=== ROWS ===

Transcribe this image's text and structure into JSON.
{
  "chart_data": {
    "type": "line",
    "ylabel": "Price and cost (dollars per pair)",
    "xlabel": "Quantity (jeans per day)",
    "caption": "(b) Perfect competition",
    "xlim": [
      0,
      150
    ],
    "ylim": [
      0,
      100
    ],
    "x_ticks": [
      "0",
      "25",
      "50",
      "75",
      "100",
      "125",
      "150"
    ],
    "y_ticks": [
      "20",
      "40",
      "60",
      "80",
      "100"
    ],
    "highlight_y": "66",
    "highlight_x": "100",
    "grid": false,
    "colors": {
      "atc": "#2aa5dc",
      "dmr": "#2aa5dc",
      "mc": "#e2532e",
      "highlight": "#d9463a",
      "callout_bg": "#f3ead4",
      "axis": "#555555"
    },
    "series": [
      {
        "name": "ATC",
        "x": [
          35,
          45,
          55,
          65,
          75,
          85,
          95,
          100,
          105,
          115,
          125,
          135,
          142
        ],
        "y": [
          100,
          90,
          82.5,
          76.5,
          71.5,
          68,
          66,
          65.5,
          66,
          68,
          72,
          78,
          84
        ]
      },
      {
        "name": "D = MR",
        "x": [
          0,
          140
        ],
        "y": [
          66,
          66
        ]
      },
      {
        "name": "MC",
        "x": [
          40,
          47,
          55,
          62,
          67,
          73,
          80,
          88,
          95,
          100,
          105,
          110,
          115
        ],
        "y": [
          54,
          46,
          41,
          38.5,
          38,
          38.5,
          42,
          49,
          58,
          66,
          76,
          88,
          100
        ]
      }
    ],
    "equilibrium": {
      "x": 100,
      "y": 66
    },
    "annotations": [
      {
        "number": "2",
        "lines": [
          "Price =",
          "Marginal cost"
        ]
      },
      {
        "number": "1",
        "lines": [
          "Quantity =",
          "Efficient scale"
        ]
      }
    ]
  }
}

===
=== ROWS ===

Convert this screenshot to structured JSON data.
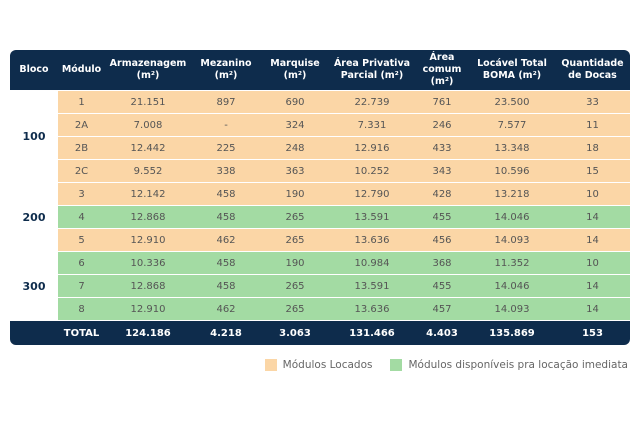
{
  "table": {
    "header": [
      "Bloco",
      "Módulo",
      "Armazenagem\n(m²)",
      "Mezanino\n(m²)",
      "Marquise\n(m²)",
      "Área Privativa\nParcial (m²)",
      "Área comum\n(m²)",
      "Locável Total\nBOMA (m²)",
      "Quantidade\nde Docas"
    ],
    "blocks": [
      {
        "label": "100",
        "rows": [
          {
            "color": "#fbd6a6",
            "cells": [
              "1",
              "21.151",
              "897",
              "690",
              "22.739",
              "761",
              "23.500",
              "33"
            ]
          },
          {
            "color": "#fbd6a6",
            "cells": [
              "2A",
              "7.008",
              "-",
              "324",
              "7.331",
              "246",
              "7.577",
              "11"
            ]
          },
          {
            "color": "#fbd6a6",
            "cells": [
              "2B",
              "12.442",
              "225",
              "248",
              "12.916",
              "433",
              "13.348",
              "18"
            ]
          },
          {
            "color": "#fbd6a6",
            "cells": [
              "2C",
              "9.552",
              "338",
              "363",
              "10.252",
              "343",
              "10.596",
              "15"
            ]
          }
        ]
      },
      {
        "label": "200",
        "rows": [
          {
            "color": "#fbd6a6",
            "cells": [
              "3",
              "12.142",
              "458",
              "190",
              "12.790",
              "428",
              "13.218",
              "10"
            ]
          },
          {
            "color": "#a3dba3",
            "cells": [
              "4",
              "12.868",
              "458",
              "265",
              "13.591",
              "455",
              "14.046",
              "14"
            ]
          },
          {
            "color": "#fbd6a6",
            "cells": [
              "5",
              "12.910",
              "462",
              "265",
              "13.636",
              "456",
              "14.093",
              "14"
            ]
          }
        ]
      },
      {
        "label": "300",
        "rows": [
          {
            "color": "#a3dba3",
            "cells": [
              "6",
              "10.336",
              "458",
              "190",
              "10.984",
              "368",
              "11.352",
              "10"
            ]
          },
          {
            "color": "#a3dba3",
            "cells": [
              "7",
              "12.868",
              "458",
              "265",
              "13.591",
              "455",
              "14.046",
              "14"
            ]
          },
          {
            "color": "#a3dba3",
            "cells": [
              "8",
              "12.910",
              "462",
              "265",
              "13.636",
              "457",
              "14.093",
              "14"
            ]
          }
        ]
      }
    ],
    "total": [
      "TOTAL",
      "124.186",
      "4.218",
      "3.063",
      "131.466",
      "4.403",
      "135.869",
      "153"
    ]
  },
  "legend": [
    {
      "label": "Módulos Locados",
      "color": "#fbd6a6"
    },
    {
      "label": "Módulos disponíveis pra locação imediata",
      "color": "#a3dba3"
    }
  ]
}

===
=== ROWS ===

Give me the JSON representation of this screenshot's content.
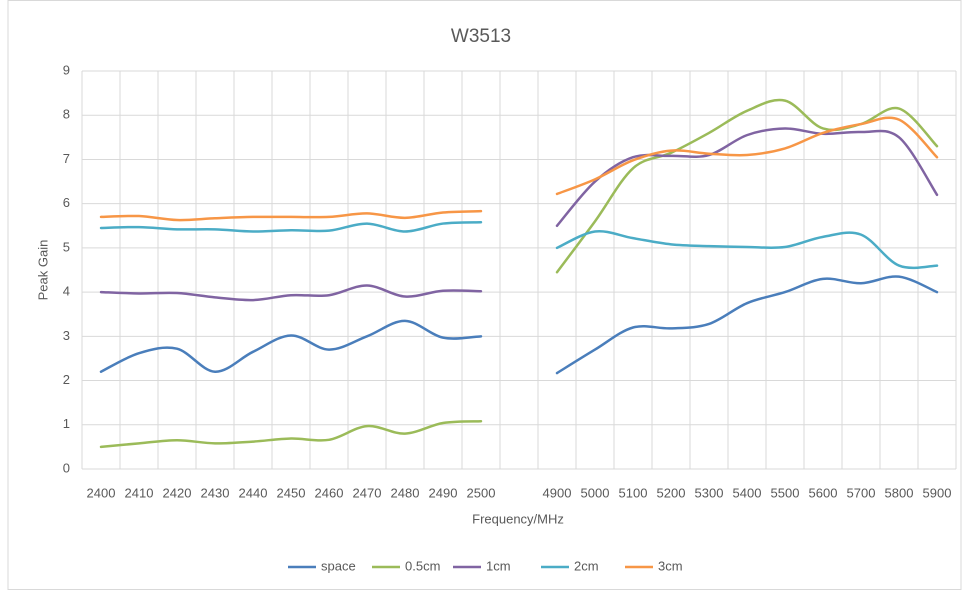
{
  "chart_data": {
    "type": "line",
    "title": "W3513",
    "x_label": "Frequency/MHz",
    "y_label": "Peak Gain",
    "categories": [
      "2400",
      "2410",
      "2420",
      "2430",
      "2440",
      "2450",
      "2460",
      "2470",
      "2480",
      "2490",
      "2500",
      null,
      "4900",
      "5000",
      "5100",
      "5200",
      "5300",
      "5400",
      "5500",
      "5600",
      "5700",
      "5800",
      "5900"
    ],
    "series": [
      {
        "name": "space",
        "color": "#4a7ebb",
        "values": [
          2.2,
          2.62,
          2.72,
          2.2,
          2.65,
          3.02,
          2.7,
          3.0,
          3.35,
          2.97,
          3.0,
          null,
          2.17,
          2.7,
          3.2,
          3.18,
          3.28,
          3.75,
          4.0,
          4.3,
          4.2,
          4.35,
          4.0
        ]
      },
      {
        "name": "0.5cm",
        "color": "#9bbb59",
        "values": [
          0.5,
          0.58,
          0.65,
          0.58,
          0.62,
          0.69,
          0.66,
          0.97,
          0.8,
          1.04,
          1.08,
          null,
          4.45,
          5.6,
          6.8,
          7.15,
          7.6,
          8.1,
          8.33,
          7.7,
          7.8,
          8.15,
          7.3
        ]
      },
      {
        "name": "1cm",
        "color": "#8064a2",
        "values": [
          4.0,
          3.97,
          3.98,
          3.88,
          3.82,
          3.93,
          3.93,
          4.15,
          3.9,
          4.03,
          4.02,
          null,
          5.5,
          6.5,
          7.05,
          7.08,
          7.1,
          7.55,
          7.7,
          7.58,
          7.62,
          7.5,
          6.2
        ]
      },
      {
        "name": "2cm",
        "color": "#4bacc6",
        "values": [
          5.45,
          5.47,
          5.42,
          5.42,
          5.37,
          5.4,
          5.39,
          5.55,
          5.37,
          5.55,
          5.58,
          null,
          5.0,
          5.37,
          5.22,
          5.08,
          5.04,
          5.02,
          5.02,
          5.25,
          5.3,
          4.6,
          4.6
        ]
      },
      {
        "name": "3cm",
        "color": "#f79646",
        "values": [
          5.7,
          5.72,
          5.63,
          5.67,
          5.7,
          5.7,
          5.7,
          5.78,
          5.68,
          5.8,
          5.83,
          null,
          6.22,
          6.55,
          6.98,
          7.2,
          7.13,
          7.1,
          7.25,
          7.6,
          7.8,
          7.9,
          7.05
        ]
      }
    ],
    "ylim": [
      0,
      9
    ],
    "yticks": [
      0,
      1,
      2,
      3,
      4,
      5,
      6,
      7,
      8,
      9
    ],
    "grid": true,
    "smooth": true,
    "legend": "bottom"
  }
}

===

[PROBLEM TO SOLVE] Scan the listing above for the word "this" and copy every line that holds it.

[THE COMPLETED TASK]
Transcribe this image's text and structure into JSON.
Convert this screenshot to structured JSON data.
Give me the JSON representation of this screenshot's content.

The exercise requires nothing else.